[start]
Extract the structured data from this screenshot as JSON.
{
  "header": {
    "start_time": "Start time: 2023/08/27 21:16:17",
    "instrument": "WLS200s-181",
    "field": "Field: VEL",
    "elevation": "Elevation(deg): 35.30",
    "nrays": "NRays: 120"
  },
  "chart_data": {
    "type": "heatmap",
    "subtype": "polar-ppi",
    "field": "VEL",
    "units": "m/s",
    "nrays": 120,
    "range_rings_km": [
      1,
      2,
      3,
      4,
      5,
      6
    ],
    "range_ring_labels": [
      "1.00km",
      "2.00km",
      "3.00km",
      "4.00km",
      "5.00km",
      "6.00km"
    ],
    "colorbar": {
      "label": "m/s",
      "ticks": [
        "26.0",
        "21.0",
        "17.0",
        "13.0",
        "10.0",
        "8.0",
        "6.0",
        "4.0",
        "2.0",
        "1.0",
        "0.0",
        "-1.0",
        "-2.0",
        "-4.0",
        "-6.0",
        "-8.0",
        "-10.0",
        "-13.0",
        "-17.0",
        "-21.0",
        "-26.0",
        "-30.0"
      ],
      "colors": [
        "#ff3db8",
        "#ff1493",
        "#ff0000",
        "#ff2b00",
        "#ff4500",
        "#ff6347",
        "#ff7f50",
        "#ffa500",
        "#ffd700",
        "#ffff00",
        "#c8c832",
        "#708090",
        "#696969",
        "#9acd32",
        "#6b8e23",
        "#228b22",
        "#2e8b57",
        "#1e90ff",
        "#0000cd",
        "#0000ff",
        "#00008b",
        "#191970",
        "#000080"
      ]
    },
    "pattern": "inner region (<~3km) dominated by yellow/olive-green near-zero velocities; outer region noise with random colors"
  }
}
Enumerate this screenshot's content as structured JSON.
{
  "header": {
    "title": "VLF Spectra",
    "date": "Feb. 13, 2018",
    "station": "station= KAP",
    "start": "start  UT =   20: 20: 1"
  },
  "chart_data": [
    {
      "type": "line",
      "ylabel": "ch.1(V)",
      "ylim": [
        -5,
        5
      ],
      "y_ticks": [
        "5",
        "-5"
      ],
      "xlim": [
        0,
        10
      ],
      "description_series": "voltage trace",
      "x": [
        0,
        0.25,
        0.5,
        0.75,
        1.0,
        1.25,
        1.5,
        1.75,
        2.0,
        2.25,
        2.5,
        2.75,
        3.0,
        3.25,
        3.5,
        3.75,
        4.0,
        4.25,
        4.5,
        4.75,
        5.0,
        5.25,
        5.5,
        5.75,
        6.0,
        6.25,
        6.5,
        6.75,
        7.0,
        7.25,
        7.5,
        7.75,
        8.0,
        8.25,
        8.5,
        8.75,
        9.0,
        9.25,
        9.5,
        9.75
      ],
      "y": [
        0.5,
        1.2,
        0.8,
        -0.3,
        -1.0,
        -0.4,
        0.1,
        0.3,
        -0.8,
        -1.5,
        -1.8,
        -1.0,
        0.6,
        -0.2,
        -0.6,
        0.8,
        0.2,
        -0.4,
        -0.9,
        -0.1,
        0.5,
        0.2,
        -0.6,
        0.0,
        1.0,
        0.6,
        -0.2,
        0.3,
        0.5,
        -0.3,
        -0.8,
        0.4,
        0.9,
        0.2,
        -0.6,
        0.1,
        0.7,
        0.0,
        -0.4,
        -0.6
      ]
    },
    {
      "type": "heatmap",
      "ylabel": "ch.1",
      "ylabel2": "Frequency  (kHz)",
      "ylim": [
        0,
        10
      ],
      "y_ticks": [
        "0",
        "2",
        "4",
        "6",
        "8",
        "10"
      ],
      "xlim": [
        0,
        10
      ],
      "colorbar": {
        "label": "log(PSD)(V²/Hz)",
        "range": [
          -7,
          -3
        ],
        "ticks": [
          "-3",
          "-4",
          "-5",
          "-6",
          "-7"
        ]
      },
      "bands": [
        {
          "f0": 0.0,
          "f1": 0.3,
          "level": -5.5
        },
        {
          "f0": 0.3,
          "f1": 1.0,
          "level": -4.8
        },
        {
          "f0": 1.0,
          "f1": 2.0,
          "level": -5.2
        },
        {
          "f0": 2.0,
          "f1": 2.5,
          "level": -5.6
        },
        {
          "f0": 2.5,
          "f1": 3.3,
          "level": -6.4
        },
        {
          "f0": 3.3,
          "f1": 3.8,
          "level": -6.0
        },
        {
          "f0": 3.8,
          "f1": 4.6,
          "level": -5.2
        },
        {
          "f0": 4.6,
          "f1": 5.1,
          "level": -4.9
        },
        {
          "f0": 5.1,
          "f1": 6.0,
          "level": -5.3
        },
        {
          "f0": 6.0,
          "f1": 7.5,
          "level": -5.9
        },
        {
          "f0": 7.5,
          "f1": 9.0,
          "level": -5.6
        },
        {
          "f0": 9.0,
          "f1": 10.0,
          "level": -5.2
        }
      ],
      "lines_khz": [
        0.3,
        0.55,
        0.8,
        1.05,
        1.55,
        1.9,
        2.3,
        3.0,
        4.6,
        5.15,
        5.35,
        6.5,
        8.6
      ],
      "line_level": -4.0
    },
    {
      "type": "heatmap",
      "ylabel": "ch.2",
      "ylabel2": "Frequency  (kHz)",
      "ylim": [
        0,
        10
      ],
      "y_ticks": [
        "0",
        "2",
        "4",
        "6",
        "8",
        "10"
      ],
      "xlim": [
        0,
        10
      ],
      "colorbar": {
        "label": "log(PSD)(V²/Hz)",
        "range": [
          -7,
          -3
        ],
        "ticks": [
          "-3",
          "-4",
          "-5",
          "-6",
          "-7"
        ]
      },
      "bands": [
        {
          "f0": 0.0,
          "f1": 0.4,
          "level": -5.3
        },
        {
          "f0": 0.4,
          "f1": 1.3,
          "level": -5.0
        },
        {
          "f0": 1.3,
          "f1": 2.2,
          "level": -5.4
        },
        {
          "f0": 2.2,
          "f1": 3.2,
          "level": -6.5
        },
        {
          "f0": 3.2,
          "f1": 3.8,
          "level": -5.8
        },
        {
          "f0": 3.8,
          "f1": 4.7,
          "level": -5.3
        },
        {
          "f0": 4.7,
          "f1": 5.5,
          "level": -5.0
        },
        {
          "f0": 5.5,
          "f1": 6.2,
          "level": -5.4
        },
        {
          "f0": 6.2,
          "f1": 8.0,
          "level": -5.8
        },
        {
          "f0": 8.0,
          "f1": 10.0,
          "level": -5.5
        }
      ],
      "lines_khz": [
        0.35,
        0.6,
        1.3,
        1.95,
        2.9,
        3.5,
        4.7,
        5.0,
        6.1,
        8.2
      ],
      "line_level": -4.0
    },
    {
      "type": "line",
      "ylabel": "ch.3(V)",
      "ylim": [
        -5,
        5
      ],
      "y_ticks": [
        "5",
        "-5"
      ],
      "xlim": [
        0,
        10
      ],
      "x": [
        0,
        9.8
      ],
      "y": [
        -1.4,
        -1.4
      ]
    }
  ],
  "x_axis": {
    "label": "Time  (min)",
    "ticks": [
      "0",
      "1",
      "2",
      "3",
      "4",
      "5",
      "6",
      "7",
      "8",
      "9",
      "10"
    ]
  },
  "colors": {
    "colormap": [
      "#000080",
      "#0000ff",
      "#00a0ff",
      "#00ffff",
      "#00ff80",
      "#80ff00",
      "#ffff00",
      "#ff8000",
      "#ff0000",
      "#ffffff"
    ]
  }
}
[end]
## Set exercise
Reproduce the entries above exactly.

## Result of the exercise
Extract the structured data from this screenshot as JSON.
{
  "header": {
    "start_time": "Start time: 2023/08/27 21:16:17",
    "instrument": "WLS200s-181",
    "field": "Field: VEL",
    "elevation": "Elevation(deg): 35.30",
    "nrays": "NRays: 120"
  },
  "chart_data": {
    "type": "heatmap",
    "subtype": "polar-ppi",
    "field": "VEL",
    "units": "m/s",
    "nrays": 120,
    "range_rings_km": [
      1,
      2,
      3,
      4,
      5,
      6
    ],
    "range_ring_labels": [
      "1.00km",
      "2.00km",
      "3.00km",
      "4.00km",
      "5.00km",
      "6.00km"
    ],
    "colorbar": {
      "label": "m/s",
      "ticks": [
        "26.0",
        "21.0",
        "17.0",
        "13.0",
        "10.0",
        "8.0",
        "6.0",
        "4.0",
        "2.0",
        "1.0",
        "0.0",
        "-1.0",
        "-2.0",
        "-4.0",
        "-6.0",
        "-8.0",
        "-10.0",
        "-13.0",
        "-17.0",
        "-21.0",
        "-26.0",
        "-30.0"
      ],
      "colors": [
        "#ff3db8",
        "#ff1493",
        "#ff0000",
        "#ff2b00",
        "#ff4500",
        "#ff6347",
        "#ff7f50",
        "#ffa500",
        "#ffd700",
        "#ffff00",
        "#c8c832",
        "#708090",
        "#696969",
        "#9acd32",
        "#6b8e23",
        "#228b22",
        "#2e8b57",
        "#1e90ff",
        "#0000cd",
        "#0000ff",
        "#00008b",
        "#191970",
        "#000080"
      ]
    },
    "pattern": "inner region (<~3km) dominated by yellow/olive-green near-zero velocities; outer region noise with random colors"
  }
}
Enumerate this screenshot's content as structured JSON.
{
  "header": {
    "title": "VLF Spectra",
    "date": "Feb. 13, 2018",
    "station": "station= KAP",
    "start": "start  UT =   20: 20: 1"
  },
  "chart_data": [
    {
      "type": "line",
      "ylabel": "ch.1(V)",
      "ylim": [
        -5,
        5
      ],
      "y_ticks": [
        "5",
        "-5"
      ],
      "xlim": [
        0,
        10
      ],
      "description_series": "voltage trace",
      "x": [
        0,
        0.25,
        0.5,
        0.75,
        1.0,
        1.25,
        1.5,
        1.75,
        2.0,
        2.25,
        2.5,
        2.75,
        3.0,
        3.25,
        3.5,
        3.75,
        4.0,
        4.25,
        4.5,
        4.75,
        5.0,
        5.25,
        5.5,
        5.75,
        6.0,
        6.25,
        6.5,
        6.75,
        7.0,
        7.25,
        7.5,
        7.75,
        8.0,
        8.25,
        8.5,
        8.75,
        9.0,
        9.25,
        9.5,
        9.75
      ],
      "y": [
        0.5,
        1.2,
        0.8,
        -0.3,
        -1.0,
        -0.4,
        0.1,
        0.3,
        -0.8,
        -1.5,
        -1.8,
        -1.0,
        0.6,
        -0.2,
        -0.6,
        0.8,
        0.2,
        -0.4,
        -0.9,
        -0.1,
        0.5,
        0.2,
        -0.6,
        0.0,
        1.0,
        0.6,
        -0.2,
        0.3,
        0.5,
        -0.3,
        -0.8,
        0.4,
        0.9,
        0.2,
        -0.6,
        0.1,
        0.7,
        0.0,
        -0.4,
        -0.6
      ]
    },
    {
      "type": "heatmap",
      "ylabel": "ch.1",
      "ylabel2": "Frequency  (kHz)",
      "ylim": [
        0,
        10
      ],
      "y_ticks": [
        "0",
        "2",
        "4",
        "6",
        "8",
        "10"
      ],
      "xlim": [
        0,
        10
      ],
      "colorbar": {
        "label": "log(PSD)(V²/Hz)",
        "range": [
          -7,
          -3
        ],
        "ticks": [
          "-3",
          "-4",
          "-5",
          "-6",
          "-7"
        ]
      },
      "bands": [
        {
          "f0": 0.0,
          "f1": 0.3,
          "level": -5.5
        },
        {
          "f0": 0.3,
          "f1": 1.0,
          "level": -4.8
        },
        {
          "f0": 1.0,
          "f1": 2.0,
          "level": -5.2
        },
        {
          "f0": 2.0,
          "f1": 2.5,
          "level": -5.6
        },
        {
          "f0": 2.5,
          "f1": 3.3,
          "level": -6.4
        },
        {
          "f0": 3.3,
          "f1": 3.8,
          "level": -6.0
        },
        {
          "f0": 3.8,
          "f1": 4.6,
          "level": -5.2
        },
        {
          "f0": 4.6,
          "f1": 5.1,
          "level": -4.9
        },
        {
          "f0": 5.1,
          "f1": 6.0,
          "level": -5.3
        },
        {
          "f0": 6.0,
          "f1": 7.5,
          "level": -5.9
        },
        {
          "f0": 7.5,
          "f1": 9.0,
          "level": -5.6
        },
        {
          "f0": 9.0,
          "f1": 10.0,
          "level": -5.2
        }
      ],
      "lines_khz": [
        0.3,
        0.55,
        0.8,
        1.05,
        1.55,
        1.9,
        2.3,
        3.0,
        4.6,
        5.15,
        5.35,
        6.5,
        8.6
      ],
      "line_level": -4.0
    },
    {
      "type": "heatmap",
      "ylabel": "ch.2",
      "ylabel2": "Frequency  (kHz)",
      "ylim": [
        0,
        10
      ],
      "y_ticks": [
        "0",
        "2",
        "4",
        "6",
        "8",
        "10"
      ],
      "xlim": [
        0,
        10
      ],
      "colorbar": {
        "label": "log(PSD)(V²/Hz)",
        "range": [
          -7,
          -3
        ],
        "ticks": [
          "-3",
          "-4",
          "-5",
          "-6",
          "-7"
        ]
      },
      "bands": [
        {
          "f0": 0.0,
          "f1": 0.4,
          "level": -5.3
        },
        {
          "f0": 0.4,
          "f1": 1.3,
          "level": -5.0
        },
        {
          "f0": 1.3,
          "f1": 2.2,
          "level": -5.4
        },
        {
          "f0": 2.2,
          "f1": 3.2,
          "level": -6.5
        },
        {
          "f0": 3.2,
          "f1": 3.8,
          "level": -5.8
        },
        {
          "f0": 3.8,
          "f1": 4.7,
          "level": -5.3
        },
        {
          "f0": 4.7,
          "f1": 5.5,
          "level": -5.0
        },
        {
          "f0": 5.5,
          "f1": 6.2,
          "level": -5.4
        },
        {
          "f0": 6.2,
          "f1": 8.0,
          "level": -5.8
        },
        {
          "f0": 8.0,
          "f1": 10.0,
          "level": -5.5
        }
      ],
      "lines_khz": [
        0.35,
        0.6,
        1.3,
        1.95,
        2.9,
        3.5,
        4.7,
        5.0,
        6.1,
        8.2
      ],
      "line_level": -4.0
    },
    {
      "type": "line",
      "ylabel": "ch.3(V)",
      "ylim": [
        -5,
        5
      ],
      "y_ticks": [
        "5",
        "-5"
      ],
      "xlim": [
        0,
        10
      ],
      "x": [
        0,
        9.8
      ],
      "y": [
        -1.4,
        -1.4
      ]
    }
  ],
  "x_axis": {
    "label": "Time  (min)",
    "ticks": [
      "0",
      "1",
      "2",
      "3",
      "4",
      "5",
      "6",
      "7",
      "8",
      "9",
      "10"
    ]
  },
  "colors": {
    "colormap": [
      "#000080",
      "#0000ff",
      "#00a0ff",
      "#00ffff",
      "#00ff80",
      "#80ff00",
      "#ffff00",
      "#ff8000",
      "#ff0000",
      "#ffffff"
    ]
  }
}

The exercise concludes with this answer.